[Dataset entries]
>> START

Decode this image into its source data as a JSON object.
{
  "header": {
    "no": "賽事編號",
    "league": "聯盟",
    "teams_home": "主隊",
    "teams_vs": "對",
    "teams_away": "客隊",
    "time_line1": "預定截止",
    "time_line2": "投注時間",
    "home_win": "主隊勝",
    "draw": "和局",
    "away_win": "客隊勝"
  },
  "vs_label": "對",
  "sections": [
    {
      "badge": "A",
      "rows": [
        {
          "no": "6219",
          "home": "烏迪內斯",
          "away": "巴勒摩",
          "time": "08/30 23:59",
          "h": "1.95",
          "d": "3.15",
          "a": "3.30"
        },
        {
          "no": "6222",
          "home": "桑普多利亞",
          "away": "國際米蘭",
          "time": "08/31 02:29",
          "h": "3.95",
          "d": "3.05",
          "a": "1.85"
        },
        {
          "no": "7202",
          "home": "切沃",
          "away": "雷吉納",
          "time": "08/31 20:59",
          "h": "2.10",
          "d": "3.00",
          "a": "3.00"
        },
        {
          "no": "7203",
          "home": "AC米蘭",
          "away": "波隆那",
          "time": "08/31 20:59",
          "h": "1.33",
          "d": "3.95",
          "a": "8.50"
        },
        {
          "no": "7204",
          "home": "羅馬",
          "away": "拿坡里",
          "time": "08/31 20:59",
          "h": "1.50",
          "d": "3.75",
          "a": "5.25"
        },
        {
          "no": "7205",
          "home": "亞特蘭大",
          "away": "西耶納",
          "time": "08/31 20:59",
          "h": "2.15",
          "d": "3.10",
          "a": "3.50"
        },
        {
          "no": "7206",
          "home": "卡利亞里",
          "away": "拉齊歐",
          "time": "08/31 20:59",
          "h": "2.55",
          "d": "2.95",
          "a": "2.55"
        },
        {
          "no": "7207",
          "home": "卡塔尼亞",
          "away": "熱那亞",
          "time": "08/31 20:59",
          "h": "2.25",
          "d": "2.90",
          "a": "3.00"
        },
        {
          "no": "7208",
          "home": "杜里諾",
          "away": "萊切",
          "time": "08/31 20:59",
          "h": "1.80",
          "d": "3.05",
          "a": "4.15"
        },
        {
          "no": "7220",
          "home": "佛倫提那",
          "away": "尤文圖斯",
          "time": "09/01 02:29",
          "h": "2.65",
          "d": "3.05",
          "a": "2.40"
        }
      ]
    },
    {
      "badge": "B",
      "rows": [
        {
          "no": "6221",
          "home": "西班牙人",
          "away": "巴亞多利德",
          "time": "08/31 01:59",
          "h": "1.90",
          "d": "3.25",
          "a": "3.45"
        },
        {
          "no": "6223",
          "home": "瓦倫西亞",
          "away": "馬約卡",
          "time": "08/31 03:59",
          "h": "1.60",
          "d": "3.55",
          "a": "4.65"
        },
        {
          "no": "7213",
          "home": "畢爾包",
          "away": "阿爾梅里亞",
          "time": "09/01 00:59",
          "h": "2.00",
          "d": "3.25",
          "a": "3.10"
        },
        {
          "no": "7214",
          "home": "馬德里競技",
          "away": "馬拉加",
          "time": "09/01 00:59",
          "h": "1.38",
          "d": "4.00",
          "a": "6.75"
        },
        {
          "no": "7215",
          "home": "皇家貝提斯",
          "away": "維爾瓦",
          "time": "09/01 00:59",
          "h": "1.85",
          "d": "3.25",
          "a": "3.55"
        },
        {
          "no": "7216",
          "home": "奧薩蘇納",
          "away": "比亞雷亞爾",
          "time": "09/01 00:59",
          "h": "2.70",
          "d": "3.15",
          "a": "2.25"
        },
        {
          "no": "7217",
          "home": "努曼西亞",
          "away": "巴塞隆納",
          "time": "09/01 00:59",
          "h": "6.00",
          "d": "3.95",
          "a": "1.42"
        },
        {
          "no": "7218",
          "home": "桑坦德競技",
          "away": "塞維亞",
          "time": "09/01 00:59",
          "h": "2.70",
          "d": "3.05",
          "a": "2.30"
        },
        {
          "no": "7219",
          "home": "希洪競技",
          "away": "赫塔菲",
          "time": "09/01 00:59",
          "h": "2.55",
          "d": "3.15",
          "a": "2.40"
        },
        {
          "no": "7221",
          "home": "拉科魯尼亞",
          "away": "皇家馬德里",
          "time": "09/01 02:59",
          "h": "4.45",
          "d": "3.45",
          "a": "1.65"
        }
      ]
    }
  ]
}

>> END

◆ Task requirements ◆
Set down all of the records shown above once more, exactly.

◆ Exercise answer ◆
Decode this image into its source data as a JSON object.
{
  "header": {
    "no": "賽事編號",
    "league": "聯盟",
    "teams_home": "主隊",
    "teams_vs": "對",
    "teams_away": "客隊",
    "time_line1": "預定截止",
    "time_line2": "投注時間",
    "home_win": "主隊勝",
    "draw": "和局",
    "away_win": "客隊勝"
  },
  "vs_label": "對",
  "sections": [
    {
      "badge": "A",
      "rows": [
        {
          "no": "6219",
          "home": "烏迪內斯",
          "away": "巴勒摩",
          "time": "08/30 23:59",
          "h": "1.95",
          "d": "3.15",
          "a": "3.30"
        },
        {
          "no": "6222",
          "home": "桑普多利亞",
          "away": "國際米蘭",
          "time": "08/31 02:29",
          "h": "3.95",
          "d": "3.05",
          "a": "1.85"
        },
        {
          "no": "7202",
          "home": "切沃",
          "away": "雷吉納",
          "time": "08/31 20:59",
          "h": "2.10",
          "d": "3.00",
          "a": "3.00"
        },
        {
          "no": "7203",
          "home": "AC米蘭",
          "away": "波隆那",
          "time": "08/31 20:59",
          "h": "1.33",
          "d": "3.95",
          "a": "8.50"
        },
        {
          "no": "7204",
          "home": "羅馬",
          "away": "拿坡里",
          "time": "08/31 20:59",
          "h": "1.50",
          "d": "3.75",
          "a": "5.25"
        },
        {
          "no": "7205",
          "home": "亞特蘭大",
          "away": "西耶納",
          "time": "08/31 20:59",
          "h": "2.15",
          "d": "3.10",
          "a": "3.50"
        },
        {
          "no": "7206",
          "home": "卡利亞里",
          "away": "拉齊歐",
          "time": "08/31 20:59",
          "h": "2.55",
          "d": "2.95",
          "a": "2.55"
        },
        {
          "no": "7207",
          "home": "卡塔尼亞",
          "away": "熱那亞",
          "time": "08/31 20:59",
          "h": "2.25",
          "d": "2.90",
          "a": "3.00"
        },
        {
          "no": "7208",
          "home": "杜里諾",
          "away": "萊切",
          "time": "08/31 20:59",
          "h": "1.80",
          "d": "3.05",
          "a": "4.15"
        },
        {
          "no": "7220",
          "home": "佛倫提那",
          "away": "尤文圖斯",
          "time": "09/01 02:29",
          "h": "2.65",
          "d": "3.05",
          "a": "2.40"
        }
      ]
    },
    {
      "badge": "B",
      "rows": [
        {
          "no": "6221",
          "home": "西班牙人",
          "away": "巴亞多利德",
          "time": "08/31 01:59",
          "h": "1.90",
          "d": "3.25",
          "a": "3.45"
        },
        {
          "no": "6223",
          "home": "瓦倫西亞",
          "away": "馬約卡",
          "time": "08/31 03:59",
          "h": "1.60",
          "d": "3.55",
          "a": "4.65"
        },
        {
          "no": "7213",
          "home": "畢爾包",
          "away": "阿爾梅里亞",
          "time": "09/01 00:59",
          "h": "2.00",
          "d": "3.25",
          "a": "3.10"
        },
        {
          "no": "7214",
          "home": "馬德里競技",
          "away": "馬拉加",
          "time": "09/01 00:59",
          "h": "1.38",
          "d": "4.00",
          "a": "6.75"
        },
        {
          "no": "7215",
          "home": "皇家貝提斯",
          "away": "維爾瓦",
          "time": "09/01 00:59",
          "h": "1.85",
          "d": "3.25",
          "a": "3.55"
        },
        {
          "no": "7216",
          "home": "奧薩蘇納",
          "away": "比亞雷亞爾",
          "time": "09/01 00:59",
          "h": "2.70",
          "d": "3.15",
          "a": "2.25"
        },
        {
          "no": "7217",
          "home": "努曼西亞",
          "away": "巴塞隆納",
          "time": "09/01 00:59",
          "h": "6.00",
          "d": "3.95",
          "a": "1.42"
        },
        {
          "no": "7218",
          "home": "桑坦德競技",
          "away": "塞維亞",
          "time": "09/01 00:59",
          "h": "2.70",
          "d": "3.05",
          "a": "2.30"
        },
        {
          "no": "7219",
          "home": "希洪競技",
          "away": "赫塔菲",
          "time": "09/01 00:59",
          "h": "2.55",
          "d": "3.15",
          "a": "2.40"
        },
        {
          "no": "7221",
          "home": "拉科魯尼亞",
          "away": "皇家馬德里",
          "time": "09/01 02:59",
          "h": "4.45",
          "d": "3.45",
          "a": "1.65"
        }
      ]
    }
  ]
}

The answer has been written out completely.